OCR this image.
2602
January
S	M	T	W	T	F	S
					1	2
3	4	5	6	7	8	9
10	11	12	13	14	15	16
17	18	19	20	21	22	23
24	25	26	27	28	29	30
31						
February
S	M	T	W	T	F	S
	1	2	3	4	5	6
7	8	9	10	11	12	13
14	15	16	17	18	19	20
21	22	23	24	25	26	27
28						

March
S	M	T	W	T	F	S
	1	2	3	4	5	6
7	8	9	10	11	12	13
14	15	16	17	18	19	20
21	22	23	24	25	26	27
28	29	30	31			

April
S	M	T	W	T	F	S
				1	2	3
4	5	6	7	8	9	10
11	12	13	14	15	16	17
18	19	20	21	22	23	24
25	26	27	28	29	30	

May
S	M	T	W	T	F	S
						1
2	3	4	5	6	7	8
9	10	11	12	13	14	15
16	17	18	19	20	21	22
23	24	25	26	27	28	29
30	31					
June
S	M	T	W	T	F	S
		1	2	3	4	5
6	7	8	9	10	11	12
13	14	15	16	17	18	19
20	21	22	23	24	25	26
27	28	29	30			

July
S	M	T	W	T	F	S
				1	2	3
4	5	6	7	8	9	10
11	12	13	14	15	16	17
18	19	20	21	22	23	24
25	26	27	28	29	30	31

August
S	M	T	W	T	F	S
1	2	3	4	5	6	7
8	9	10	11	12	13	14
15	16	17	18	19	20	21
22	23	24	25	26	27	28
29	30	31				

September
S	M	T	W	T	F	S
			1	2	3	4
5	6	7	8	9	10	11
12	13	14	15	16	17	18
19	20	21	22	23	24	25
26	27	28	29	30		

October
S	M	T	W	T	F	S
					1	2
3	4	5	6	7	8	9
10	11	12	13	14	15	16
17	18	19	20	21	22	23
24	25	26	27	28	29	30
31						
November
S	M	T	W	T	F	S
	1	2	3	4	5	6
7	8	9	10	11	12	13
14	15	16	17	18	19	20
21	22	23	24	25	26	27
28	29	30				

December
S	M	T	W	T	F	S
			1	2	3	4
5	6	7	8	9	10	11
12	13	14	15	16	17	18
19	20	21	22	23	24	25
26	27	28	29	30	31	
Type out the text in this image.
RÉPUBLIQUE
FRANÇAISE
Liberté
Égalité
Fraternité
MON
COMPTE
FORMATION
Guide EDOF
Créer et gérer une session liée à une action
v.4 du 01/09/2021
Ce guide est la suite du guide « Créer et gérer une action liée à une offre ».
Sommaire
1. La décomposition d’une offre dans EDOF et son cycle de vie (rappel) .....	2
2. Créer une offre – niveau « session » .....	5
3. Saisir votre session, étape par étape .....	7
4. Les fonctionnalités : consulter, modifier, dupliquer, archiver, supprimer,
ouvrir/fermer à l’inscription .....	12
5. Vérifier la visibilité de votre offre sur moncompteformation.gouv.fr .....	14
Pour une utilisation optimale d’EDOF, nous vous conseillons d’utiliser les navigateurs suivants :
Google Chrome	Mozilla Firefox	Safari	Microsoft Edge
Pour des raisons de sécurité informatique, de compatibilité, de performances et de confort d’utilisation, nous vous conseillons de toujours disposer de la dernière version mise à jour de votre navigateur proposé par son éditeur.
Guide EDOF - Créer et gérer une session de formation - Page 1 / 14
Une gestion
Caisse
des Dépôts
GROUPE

· · · · ·

EXERCISE ▸
Return every line containing "liée".

ANSWER FOR THIS EXERCISE ▸
Créer et gérer une session liée à une action
Ce guide est la suite du guide « Créer et gérer une action liée à une offre ».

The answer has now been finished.